### WORK INSTRUCTIONS
Check every line for the word "Sidi" and state how many lines have it. Reply with the number alone.

### DATA PROVIDED
-------

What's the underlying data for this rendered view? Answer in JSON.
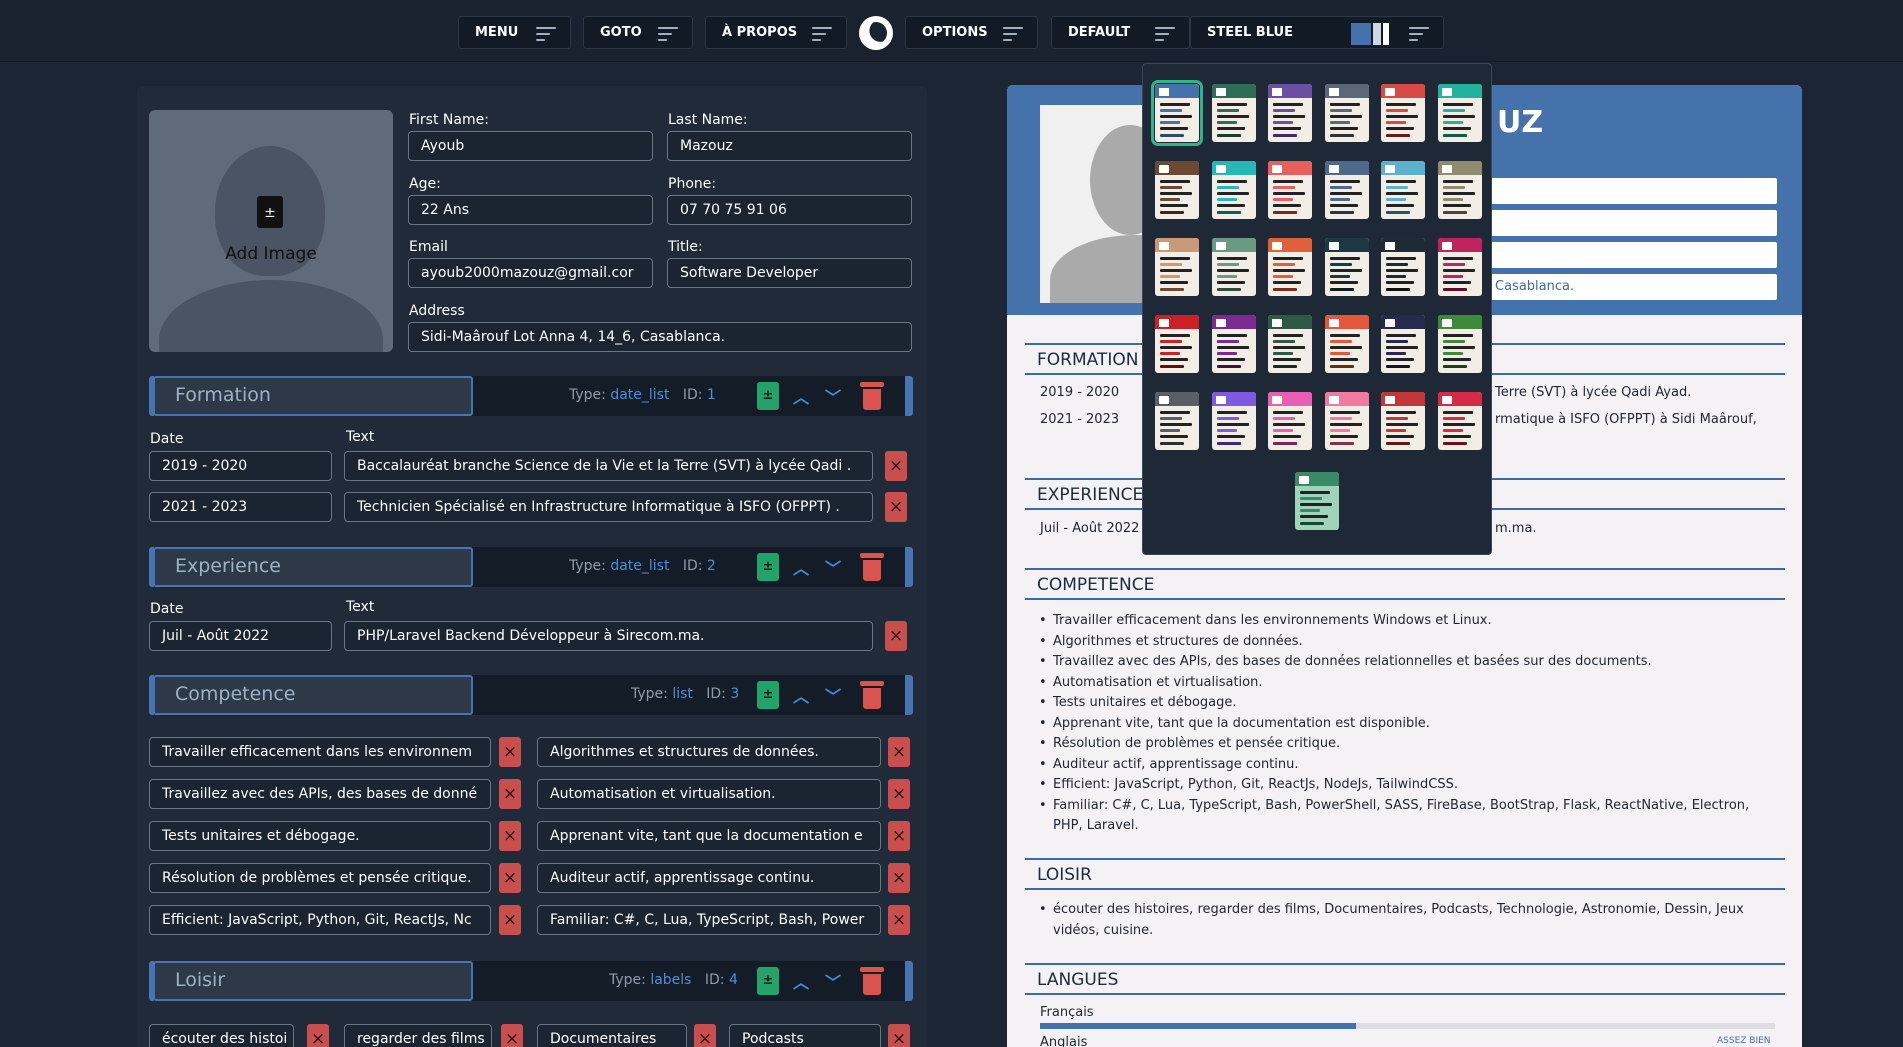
{
  "topbar": {
    "menu": "MENU",
    "goto": "GOTO",
    "apropos": "À PROPOS",
    "options": "OPTIONS",
    "default": "DEFAULT",
    "theme": "STEEL BLUE"
  },
  "profile": {
    "add_image": "Add Image",
    "first_name_label": "First Name:",
    "first_name": "Ayoub",
    "last_name_label": "Last Name:",
    "last_name": "Mazouz",
    "age_label": "Age:",
    "age": "22 Ans",
    "phone_label": "Phone:",
    "phone": "07 70 75 91 06",
    "email_label": "Email",
    "email": "ayoub2000mazouz@gmail.cor",
    "title_label": "Title:",
    "title": "Software Developer",
    "address_label": "Address",
    "address": "Sidi-Maârouf Lot Anna 4, 14_6, Casablanca."
  },
  "sections": {
    "type_label": "Type:",
    "id_label": "ID:",
    "date_label": "Date",
    "text_label": "Text",
    "formation": {
      "title": "Formation",
      "type": "date_list",
      "id": "1",
      "rows": [
        {
          "date": "2019 - 2020",
          "text": "Baccalauréat branche Science de la Vie et la Terre (SVT) à lycée Qadi ."
        },
        {
          "date": "2021 - 2023",
          "text": "Technicien Spécialisé en Infrastructure Informatique à ISFO (OFPPT) ."
        }
      ]
    },
    "experience": {
      "title": "Experience",
      "type": "date_list",
      "id": "2",
      "rows": [
        {
          "date": "Juil - Août 2022",
          "text": "PHP/Laravel Backend Développeur à Sirecom.ma."
        }
      ]
    },
    "competence": {
      "title": "Competence",
      "type": "list",
      "id": "3",
      "items": [
        "Travailler efficacement dans les environnem",
        "Algorithmes et structures de données.",
        "Travaillez avec des APIs, des bases de donné",
        "Automatisation et virtualisation.",
        "Tests unitaires et débogage.",
        "Apprenant vite, tant que la documentation e",
        "Résolution de problèmes et pensée critique.",
        "Auditeur actif, apprentissage continu.",
        "Efficient: JavaScript, Python, Git, ReactJs, Nc",
        "Familiar: C#, C, Lua, TypeScript, Bash, Power"
      ]
    },
    "loisir": {
      "title": "Loisir",
      "type": "labels",
      "id": "4",
      "items": [
        "écouter des histoi",
        "regarder des films",
        "Documentaires",
        "Podcasts"
      ]
    }
  },
  "cv": {
    "name_partial": "UZ",
    "address_partial": "Casablanca.",
    "formation_title": "FORMATION",
    "formation": [
      {
        "date": "2019 - 2020",
        "text": "Terre (SVT) à lycée Qadi Ayad."
      },
      {
        "date": "2021 - 2023",
        "text": "rmatique à ISFO (OFPPT) à Sidi Maârouf,"
      }
    ],
    "experience_title": "EXPERIENCE",
    "experience": [
      {
        "date": "Juil - Août 2022",
        "text": "m.ma."
      }
    ],
    "competence_title": "COMPETENCE",
    "competence": [
      "Travailler efficacement dans les environnements Windows et Linux.",
      "Algorithmes et structures de données.",
      "Travaillez avec des APIs, des bases de données relationnelles et basées sur des documents.",
      "Automatisation et virtualisation.",
      "Tests unitaires et débogage.",
      "Apprenant vite, tant que la documentation est disponible.",
      "Résolution de problèmes et pensée critique.",
      "Auditeur actif, apprentissage continu.",
      "Efficient: JavaScript, Python, Git, ReactJs, NodeJs, TailwindCSS.",
      "Familiar: C#, C, Lua, TypeScript, Bash, PowerShell, SASS, FireBase, BootStrap, Flask, ReactNative, Electron, PHP, Laravel."
    ],
    "loisir_title": "LOISIR",
    "loisir": [
      "écouter des histoires, regarder des films, Documentaires, Podcasts, Technologie, Astronomie, Dessin, Jeux vidéos, cuisine."
    ],
    "langues_title": "LANGUES",
    "lang1": "Français",
    "lang1_level": 0.43,
    "lang2": "Anglais",
    "lang2_level_label": "ASSEZ BIEN"
  },
  "templates": [
    [
      "#4572aa",
      "#2f4a6f"
    ],
    [
      "#2e6e56",
      "#173d30"
    ],
    [
      "#6b4fa3",
      "#3d2a66"
    ],
    [
      "#5d6776",
      "#2c333d"
    ],
    [
      "#d94a46",
      "#6b1c1a"
    ],
    [
      "#23b39c",
      "#0f5a4d"
    ],
    [
      "#6b4a34",
      "#3c2718"
    ],
    [
      "#26b8b8",
      "#0e5c5c"
    ],
    [
      "#e8605e",
      "#7a2624"
    ],
    [
      "#4d6a8c",
      "#263648"
    ],
    [
      "#5eb0cf",
      "#24566a"
    ],
    [
      "#8f8b6f",
      "#4a4736"
    ],
    [
      "#c89a7a",
      "#6f4b33"
    ],
    [
      "#6a9a80",
      "#2f4c3d"
    ],
    [
      "#e0603a",
      "#7a2e17"
    ],
    [
      "#1d3a44",
      "#0c1c21"
    ],
    [
      "#1f2a33",
      "#0c1216"
    ],
    [
      "#c0245f",
      "#5c0f2d"
    ],
    [
      "#cc2027",
      "#5e0d10"
    ],
    [
      "#7b2a8f",
      "#3a1244"
    ],
    [
      "#2e5a45",
      "#152b20"
    ],
    [
      "#e4573a",
      "#6f2716"
    ],
    [
      "#262a4f",
      "#10132a"
    ],
    [
      "#3f8a3a",
      "#1b3f18"
    ],
    [
      "#5a5f66",
      "#2b2e32"
    ],
    [
      "#7d5ae0",
      "#3a2a70"
    ],
    [
      "#e85fb3",
      "#73285a"
    ],
    [
      "#f27aa0",
      "#7a3450"
    ],
    [
      "#c2383a",
      "#5e181a"
    ],
    [
      "#d62a48",
      "#6a1020"
    ],
    [
      "#3a8a68",
      "#1b4533"
    ]
  ]
}
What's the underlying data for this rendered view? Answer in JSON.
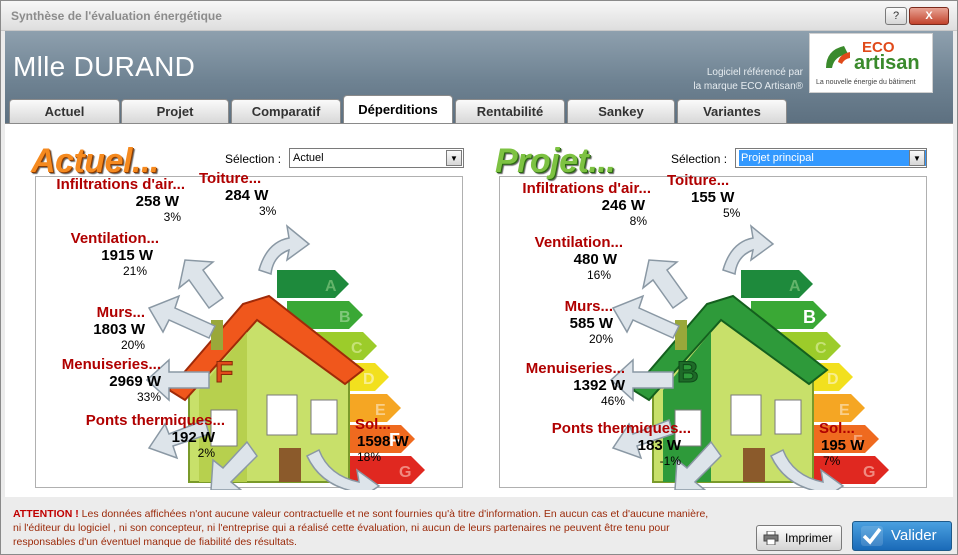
{
  "window": {
    "title": "Synthèse de l'évaluation énergétique",
    "help_glyph": "?",
    "close_glyph": "X"
  },
  "header": {
    "client_name": "Mlle DURAND",
    "software_line1": "Logiciel référencé par",
    "software_line2": "la marque ECO Artisan®",
    "logo_eco": "ECO",
    "logo_artisan": "artisan",
    "logo_tagline": "La nouvelle énergie du bâtiment"
  },
  "tabs": [
    {
      "label": "Actuel",
      "active": false
    },
    {
      "label": "Projet",
      "active": false
    },
    {
      "label": "Comparatif",
      "active": false
    },
    {
      "label": "Déperditions",
      "active": true
    },
    {
      "label": "Rentabilité",
      "active": false
    },
    {
      "label": "Sankey",
      "active": false
    },
    {
      "label": "Variantes",
      "active": false
    }
  ],
  "panels": {
    "left": {
      "title": "Actuel...",
      "selection_label": "Sélection :",
      "selection_value": "Actuel",
      "energy_class": "F",
      "labels": {
        "infiltrations": {
          "name": "Infiltrations d'air...",
          "watts": "258 W",
          "pct": "3%"
        },
        "toiture": {
          "name": "Toiture...",
          "watts": "284 W",
          "pct": "3%"
        },
        "ventilation": {
          "name": "Ventilation...",
          "watts": "1915 W",
          "pct": "21%"
        },
        "murs": {
          "name": "Murs...",
          "watts": "1803 W",
          "pct": "20%"
        },
        "menuiseries": {
          "name": "Menuiseries...",
          "watts": "2969 W",
          "pct": "33%"
        },
        "ponts": {
          "name": "Ponts thermiques...",
          "watts": "192 W",
          "pct": "2%"
        },
        "sol": {
          "name": "Sol...",
          "watts": "1598 W",
          "pct": "18%"
        }
      }
    },
    "right": {
      "title": "Projet...",
      "selection_label": "Sélection :",
      "selection_value": "Projet principal",
      "energy_class": "B",
      "labels": {
        "infiltrations": {
          "name": "Infiltrations d'air...",
          "watts": "246 W",
          "pct": "8%"
        },
        "toiture": {
          "name": "Toiture...",
          "watts": "155 W",
          "pct": "5%"
        },
        "ventilation": {
          "name": "Ventilation...",
          "watts": "480 W",
          "pct": "16%"
        },
        "murs": {
          "name": "Murs...",
          "watts": "585 W",
          "pct": "20%"
        },
        "menuiseries": {
          "name": "Menuiseries...",
          "watts": "1392 W",
          "pct": "46%"
        },
        "ponts": {
          "name": "Ponts thermiques...",
          "watts": "183 W",
          "pct": "-1%"
        },
        "sol": {
          "name": "Sol...",
          "watts": "195 W",
          "pct": "7%"
        }
      }
    }
  },
  "energy_scale": [
    "A",
    "B",
    "C",
    "D",
    "E",
    "F",
    "G"
  ],
  "colors": {
    "class_A": "#1e8a3c",
    "class_B": "#3aa835",
    "class_C": "#9ccc2a",
    "class_D": "#f2e01e",
    "class_E": "#f5a623",
    "class_F": "#ef6a1f",
    "class_G": "#e02820",
    "label_red": "#b00000"
  },
  "footer": {
    "warning_prefix": "ATTENTION !",
    "warning_line1": " Les données affichées n'ont aucune valeur contractuelle et ne sont fournies qu'à titre d'information. En aucun cas et d'aucune manière,",
    "warning_line2": "ni l'éditeur du logiciel , ni son concepteur, ni l'entreprise qui a réalisé cette évaluation, ni aucun de leurs partenaires ne peuvent être tenu pour",
    "warning_line3": "responsables d'un éventuel manque de fiabilité des résultats.",
    "print_label": "Imprimer",
    "validate_label": "Valider"
  }
}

-------

### FINISHED EXERCISE
2